▶ **Goal**:
Write out the full set of records exactly. Any pictures in them do not belong in the copy.

▶ **Extracted material**:
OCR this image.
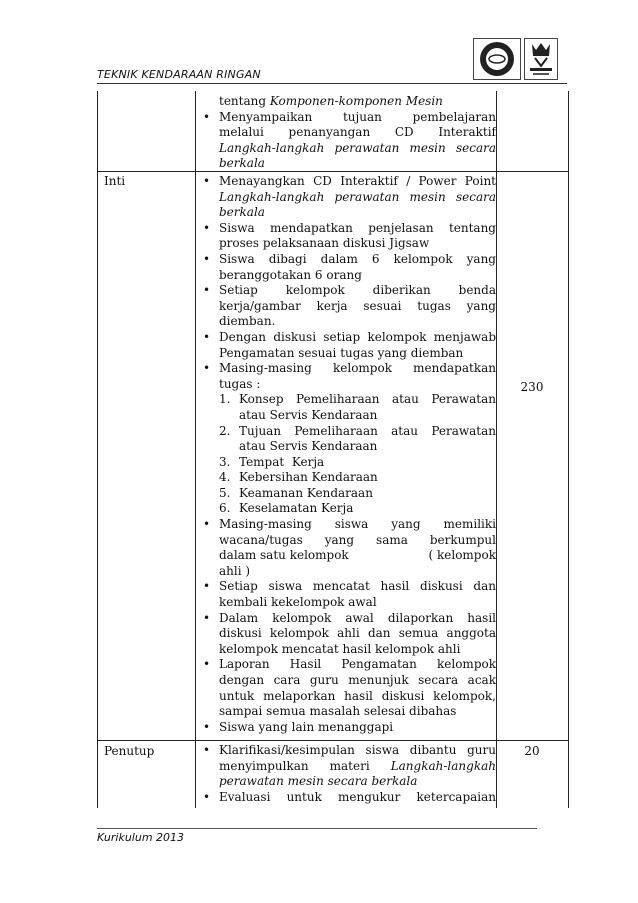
TEKNIK KENDARAAN RINGAN
tentang Komponen-komponen Mesin
• Menyampaikan tujuan pembelajaran
melalui penanyangan CD Interaktif
Langkah-langkah perawatan mesin secara
berkala
Inti
230
• Menayangkan CD Interaktif / Power Point
Langkah-langkah perawatan mesin secara
berkala
• Siswa mendapatkan penjelasan tentang
proses pelaksanaan diskusi Jigsaw
• Siswa dibagi dalam 6 kelompok yang
beranggotakan 6 orang
• Setiap kelompok diberikan benda
kerja/gambar kerja sesuai tugas yang
diemban.
• Dengan diskusi setiap kelompok menjawab
Pengamatan sesuai tugas yang diemban
• Masing-masing kelompok mendapatkan
tugas :
1. Konsep Pemeliharaan atau Perawatan
atau Servis Kendaraan
2. Tujuan Pemeliharaan atau Perawatan
atau Servis Kendaraan
3. Tempat  Kerja
4. Kebersihan Kendaraan
5. Keamanan Kendaraan
6. Keselamatan Kerja
• Masing-masing siswa yang memiliki
wacana/tugas yang sama berkumpul
dalam satu kelompok	( kelompok
ahli )
• Setiap siswa mencatat hasil diskusi dan
kembali kekelompok awal
• Dalam kelompok awal dilaporkan hasil
diskusi kelompok ahli dan semua anggota
kelompok mencatat hasil kelompok ahli
• Laporan Hasil Pengamatan kelompok
dengan cara guru menunjuk secara acak
untuk melaporkan hasil diskusi kelompok,
sampai semua masalah selesai dibahas
• Siswa yang lain menanggapi
Penutup	20
• Klarifikasi/kesimpulan siswa dibantu guru
menyimpulkan materi Langkah-langkah
perawatan mesin secara berkala
• Evaluasi untuk mengukur ketercapaian
Kurikulum 2013
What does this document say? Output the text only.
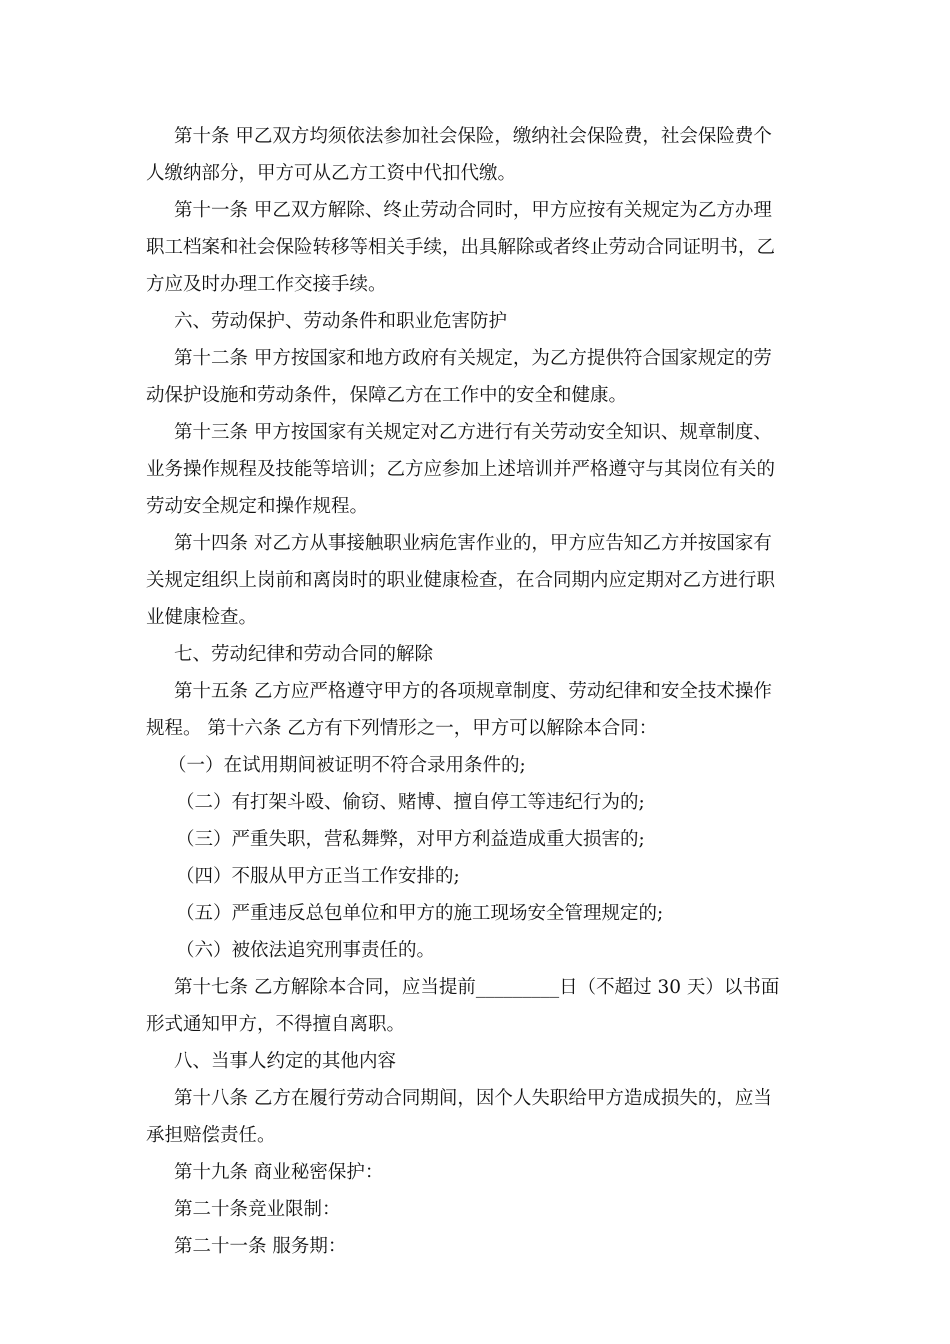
第十条 甲乙双方均须依法参加社会保险，缴纳社会保险费，社会保险费个
人缴纳部分，甲方可从乙方工资中代扣代缴。
第十一条 甲乙双方解除、终止劳动合同时，甲方应按有关规定为乙方办理
职工档案和社会保险转移等相关手续，出具解除或者终止劳动合同证明书，乙
方应及时办理工作交接手续。
六、劳动保护、劳动条件和职业危害防护
第十二条 甲方按国家和地方政府有关规定，为乙方提供符合国家规定的劳
动保护设施和劳动条件，保障乙方在工作中的安全和健康。
第十三条 甲方按国家有关规定对乙方进行有关劳动安全知识、规章制度、
业务操作规程及技能等培训；乙方应参加上述培训并严格遵守与其岗位有关的
劳动安全规定和操作规程。
第十四条 对乙方从事接触职业病危害作业的，甲方应告知乙方并按国家有
关规定组织上岗前和离岗时的职业健康检查，在合同期内应定期对乙方进行职
业健康检查。
七、劳动纪律和劳动合同的解除
第十五条 乙方应严格遵守甲方的各项规章制度、劳动纪律和安全技术操作
规程。 第十六条 乙方有下列情形之一，甲方可以解除本合同：
（一）在试用期间被证明不符合录用条件的;
（二）有打架斗殴、偷窃、赌博、擅自停工等违纪行为的;
（三）严重失职，营私舞弊，对甲方利益造成重大损害的;
（四）不服从甲方正当工作安排的;
（五）严重违反总包单位和甲方的施工现场安全管理规定的;
（六）被依法追究刑事责任的。
第十七条 乙方解除本合同，应当提前_________日（不超过 30 天）以书面
形式通知甲方，不得擅自离职。
八、当事人约定的其他内容
第十八条 乙方在履行劳动合同期间，因个人失职给甲方造成损失的，应当
承担赔偿责任。
第十九条 商业秘密保护：
第二十条竞业限制：
第二十一条 服务期：
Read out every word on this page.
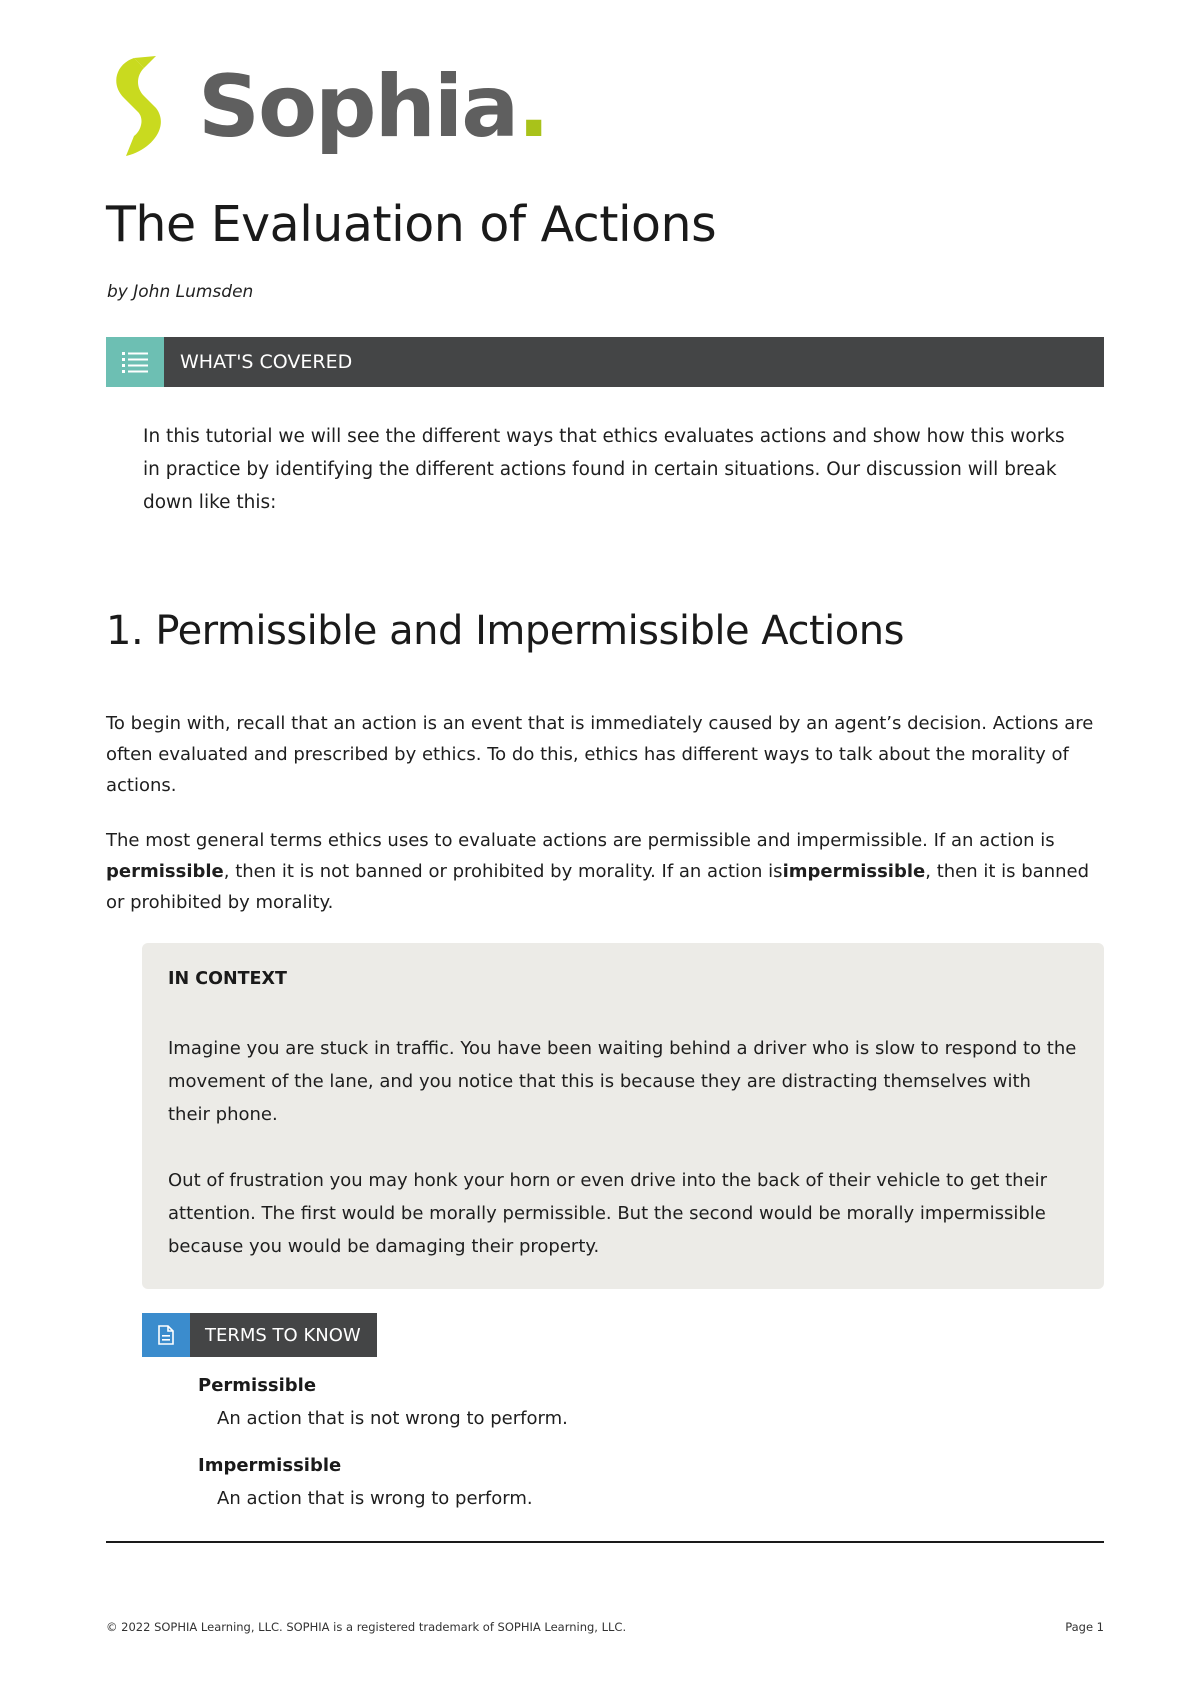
Sophia.
The Evaluation of Actions
by John Lumsden
WHAT'S COVERED

In this tutorial we will see the different ways that ethics evaluates actions and show how this works in practice by identifying the different actions found in certain situations. Our discussion will break down like this:

1. Permissible and Impermissible Actions

To begin with, recall that an action is an event that is immediately caused by an agent’s decision. Actions are often evaluated and prescribed by ethics. To do this, ethics has different ways to talk about the morality of actions.

The most general terms ethics uses to evaluate actions are permissible and impermissible. If an action is permissible, then it is not banned or prohibited by morality. If an action isimpermissible, then it is banned or prohibited by morality.

IN CONTEXT

Imagine you are stuck in traffic. You have been waiting behind a driver who is slow to respond to the movement of the lane, and you notice that this is because they are distracting themselves with their phone.

Out of frustration you may honk your horn or even drive into the back of their vehicle to get their attention. The first would be morally permissible. But the second would be morally impermissible because you would be damaging their property.

TERMS TO KNOW
Permissible
An action that is not wrong to perform.
Impermissible
An action that is wrong to perform.
© 2022 SOPHIA Learning, LLC. SOPHIA is a registered trademark of SOPHIA Learning, LLC.	Page 1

▶ **Correct output**:
OCR this image.
TEKNIK KENDARAAN RINGAN
tentang Komponen-komponen Mesin
• Menyampaikan tujuan pembelajaran
melalui penanyangan CD Interaktif
Langkah-langkah perawatan mesin secara
berkala
Inti
230
• Menayangkan CD Interaktif / Power Point
Langkah-langkah perawatan mesin secara
berkala
• Siswa mendapatkan penjelasan tentang
proses pelaksanaan diskusi Jigsaw
• Siswa dibagi dalam 6 kelompok yang
beranggotakan 6 orang
• Setiap kelompok diberikan benda
kerja/gambar kerja sesuai tugas yang
diemban.
• Dengan diskusi setiap kelompok menjawab
Pengamatan sesuai tugas yang diemban
• Masing-masing kelompok mendapatkan
tugas :
1. Konsep Pemeliharaan atau Perawatan
atau Servis Kendaraan
2. Tujuan Pemeliharaan atau Perawatan
atau Servis Kendaraan
3. Tempat  Kerja
4. Kebersihan Kendaraan
5. Keamanan Kendaraan
6. Keselamatan Kerja
• Masing-masing siswa yang memiliki
wacana/tugas yang sama berkumpul
dalam satu kelompok	( kelompok
ahli )
• Setiap siswa mencatat hasil diskusi dan
kembali kekelompok awal
• Dalam kelompok awal dilaporkan hasil
diskusi kelompok ahli dan semua anggota
kelompok mencatat hasil kelompok ahli
• Laporan Hasil Pengamatan kelompok
dengan cara guru menunjuk secara acak
untuk melaporkan hasil diskusi kelompok,
sampai semua masalah selesai dibahas
• Siswa yang lain menanggapi
Penutup	20
• Klarifikasi/kesimpulan siswa dibantu guru
menyimpulkan materi Langkah-langkah
perawatan mesin secara berkala
• Evaluasi untuk mengukur ketercapaian
Kurikulum 2013
What does this document say? Output the text only.
第十条 甲乙双方均须依法参加社会保险，缴纳社会保险费，社会保险费个
人缴纳部分，甲方可从乙方工资中代扣代缴。
第十一条 甲乙双方解除、终止劳动合同时，甲方应按有关规定为乙方办理
职工档案和社会保险转移等相关手续，出具解除或者终止劳动合同证明书，乙
方应及时办理工作交接手续。
六、劳动保护、劳动条件和职业危害防护
第十二条 甲方按国家和地方政府有关规定，为乙方提供符合国家规定的劳
动保护设施和劳动条件，保障乙方在工作中的安全和健康。
第十三条 甲方按国家有关规定对乙方进行有关劳动安全知识、规章制度、
业务操作规程及技能等培训；乙方应参加上述培训并严格遵守与其岗位有关的
劳动安全规定和操作规程。
第十四条 对乙方从事接触职业病危害作业的，甲方应告知乙方并按国家有
关规定组织上岗前和离岗时的职业健康检查，在合同期内应定期对乙方进行职
业健康检查。
七、劳动纪律和劳动合同的解除
第十五条 乙方应严格遵守甲方的各项规章制度、劳动纪律和安全技术操作
规程。 第十六条 乙方有下列情形之一，甲方可以解除本合同：
（一）在试用期间被证明不符合录用条件的;
（二）有打架斗殴、偷窃、赌博、擅自停工等违纪行为的;
（三）严重失职，营私舞弊，对甲方利益造成重大损害的;
（四）不服从甲方正当工作安排的;
（五）严重违反总包单位和甲方的施工现场安全管理规定的;
（六）被依法追究刑事责任的。
第十七条 乙方解除本合同，应当提前_________日（不超过 30 天）以书面
形式通知甲方，不得擅自离职。
八、当事人约定的其他内容
第十八条 乙方在履行劳动合同期间，因个人失职给甲方造成损失的，应当
承担赔偿责任。
第十九条 商业秘密保护：
第二十条竞业限制：
第二十一条 服务期：
Read out every word on this page.
Sophia.
The Evaluation of Actions
by John Lumsden
WHAT'S COVERED

In this tutorial we will see the different ways that ethics evaluates actions and show how this works in practice by identifying the different actions found in certain situations. Our discussion will break down like this:

1. Permissible and Impermissible Actions

To begin with, recall that an action is an event that is immediately caused by an agent’s decision. Actions are often evaluated and prescribed by ethics. To do this, ethics has different ways to talk about the morality of actions.

The most general terms ethics uses to evaluate actions are permissible and impermissible. If an action is permissible, then it is not banned or prohibited by morality. If an action isimpermissible, then it is banned or prohibited by morality.

IN CONTEXT

Imagine you are stuck in traffic. You have been waiting behind a driver who is slow to respond to the movement of the lane, and you notice that this is because they are distracting themselves with their phone.

Out of frustration you may honk your horn or even drive into the back of their vehicle to get their attention. The first would be morally permissible. But the second would be morally impermissible because you would be damaging their property.

TERMS TO KNOW
Permissible
An action that is not wrong to perform.
Impermissible
An action that is wrong to perform.
© 2022 SOPHIA Learning, LLC. SOPHIA is a registered trademark of SOPHIA Learning, LLC.	Page 1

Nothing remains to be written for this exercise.